Brano di lettura |
Se ci riflettiamo da un punto di vista scientifico, vedremo che è così. Ad esempio, la luce colpisce vari coni e bastoncelli nella retina, e questo viene trasmesso al cervello sotto forma di impulsi elettrici e sequenze chimiche, e in qualche modo il cervello li trasforma in… che cosa? Non riesco a pensare a un termine più indicativo di “ologramma mentale”. È ciò che vediamo, no? E può essere corretto, o meno. Vogliamo piuttosto chiamarlo “proiezione”? Non so, forse "proiezione" non è un termine molto preciso qui, giusto?

Ad esempio: se mi tolgo gli occhiali, quando vi guardo la mia mente produce un ologramma mentale di "macchie colorate". Ora, è corretto? No. Se rimetto gli occhiali, c'è un ologramma mentale dei corpi delle persone che sono da me messe a fuoco. Alcuni ologrammi sono corretti, alcuni no. Nessuno concorderebbe sul fatto che questa stanza sia piena di macchie colorate, giusto? È questa una "proiezione"? Non so: qui abbiamo difficoltà con la terminologia. Quando ci addentriamo negli studi buddhisti, tra i termini che utilizziamo operiamo distinzioni estremamente precise.

Quando vediamo cadere un oggetto dal tavolo, di fatto che cosa vediamo? È un po’ come un’immagine in movimento: in ogni momento vediamo il bicchiere in una posizione leggermente diversa. Lo vediamo cadere dal tavolo, raggiungere il pavimento e rompersi. L'intero processo non avviene simultaneamente, in un unico istante. Un altro tipo di ologramma mentale mette insieme tutti questi momenti, e che cosa vediamo? Vediamo il bicchiere cadere dal tavolo e rompersi.

Ancor più sorprendente è il modo in cui comprendiamo il linguaggio. Non sentiamo neppure una parola alla volta: soltanto vocali e consonanti, una alla volta. Eppure possiamo ascoltare un'intera frase, che richiede un certo intervallo di tempo per essere ascoltata. Sentiamo solo una piccola cosa alla volta e, tuttavia, c'è un audio-ologramma – per così dire – che la mente produce, e ne comprendiamo il significato. Se ci pensiamo, è straordinario. È una proiezione? Come volete chiamarlo? Certamente è qualcosa prodotto dalla mente, ma è estremamente utile, e di fatto necessario: altrimenti non potremmo comunicare gli uni con gli altri.

Consapevolezza discriminante e distinzione

Non potremmo vivere in questo mondo se mentalmente non potessimo mettere insieme delle sequenze. Ad esempio: "Una pietra si sta avvicinando a me". Mettiamo tutto insieme e pensiamo: "Se continua così, mi colpirà". E dunque ci spostiamo. Abbiamo bisogno di questo per funzionare. A volte sentiamo il termine "costrutto mentale", e queste sono costruzioni mentali; tuttavia, molte di queste sono non soltanto utili ma del tutto necessarie affinché noi possiamo funzionare. Questo è il motivo per cui dobbiamo sviluppare una "consapevolezza discriminante" – così chiamata – per distinguere ciò che è utile da ciò che non lo è, ciò che è corretto da ciò che non lo è.

Esercizi |
1/ Elenca, senza ripetizioni, le espressioni che il brano sulla percezione mette tra virgolette, escludendo le frasi complete.
2/ Restituisci parola per parola il passo del brano sulla percezione da "Se ci riflettiamo" a "preciso qui, giusto?".

Parte dell'elenco |
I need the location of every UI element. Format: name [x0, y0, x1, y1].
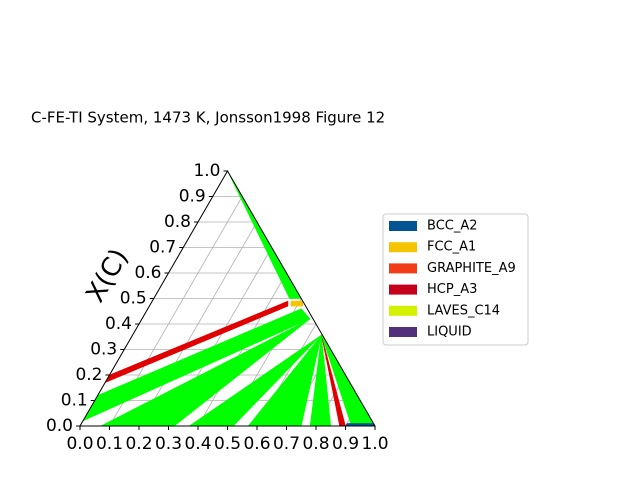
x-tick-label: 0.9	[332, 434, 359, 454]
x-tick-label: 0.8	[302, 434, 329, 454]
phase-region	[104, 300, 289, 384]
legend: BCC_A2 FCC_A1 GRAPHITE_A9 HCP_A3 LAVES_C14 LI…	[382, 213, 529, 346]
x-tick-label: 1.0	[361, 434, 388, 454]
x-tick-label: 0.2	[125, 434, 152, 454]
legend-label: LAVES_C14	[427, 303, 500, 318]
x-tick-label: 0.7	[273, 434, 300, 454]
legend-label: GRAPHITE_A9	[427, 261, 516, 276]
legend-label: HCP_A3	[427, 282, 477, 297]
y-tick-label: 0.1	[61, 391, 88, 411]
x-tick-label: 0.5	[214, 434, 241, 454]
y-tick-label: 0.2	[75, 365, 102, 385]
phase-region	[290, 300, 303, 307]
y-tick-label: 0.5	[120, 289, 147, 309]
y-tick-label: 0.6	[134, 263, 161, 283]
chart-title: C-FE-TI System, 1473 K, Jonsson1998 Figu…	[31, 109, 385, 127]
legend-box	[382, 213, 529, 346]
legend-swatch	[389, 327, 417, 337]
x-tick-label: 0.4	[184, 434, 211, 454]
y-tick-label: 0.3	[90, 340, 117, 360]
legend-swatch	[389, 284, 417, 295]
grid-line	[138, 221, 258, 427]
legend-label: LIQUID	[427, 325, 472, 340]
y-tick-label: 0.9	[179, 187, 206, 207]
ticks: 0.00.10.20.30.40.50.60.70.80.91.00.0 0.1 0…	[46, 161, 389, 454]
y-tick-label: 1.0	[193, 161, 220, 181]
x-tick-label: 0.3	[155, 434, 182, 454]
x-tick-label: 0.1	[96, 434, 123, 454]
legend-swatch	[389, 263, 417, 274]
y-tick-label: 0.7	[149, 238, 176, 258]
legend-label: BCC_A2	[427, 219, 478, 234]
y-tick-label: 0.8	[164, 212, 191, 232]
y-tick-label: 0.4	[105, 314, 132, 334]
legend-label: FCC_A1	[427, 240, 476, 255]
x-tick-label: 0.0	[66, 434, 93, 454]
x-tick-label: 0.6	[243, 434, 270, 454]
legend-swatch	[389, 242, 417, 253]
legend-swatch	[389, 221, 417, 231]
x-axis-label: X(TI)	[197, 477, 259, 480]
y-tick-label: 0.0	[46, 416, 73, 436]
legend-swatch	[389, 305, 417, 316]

Soluzioni svolte |
1/ ologramma mentale; proiezione; macchie colorate; costrutto mentale; consapevolezza discriminante

2/
Se ci riflettiamo da un punto di vista scientifico, vedremo che è così. Ad esempio, la luce colpisce vari coni e bastoncelli nella retina, e questo viene trasmesso al cervello sotto forma di impulsi elettrici e sequenze chimiche, e in qualche modo il cervello li trasforma in… che cosa? Non riesco a pensare a un termine più indicativo di “ologramma mentale”. È ciò che vediamo, no? E può essere corretto, o meno. Vogliamo piuttosto chiamarlo “proiezione”? Non so, forse "proiezione" non è un termine molto preciso qui, giusto?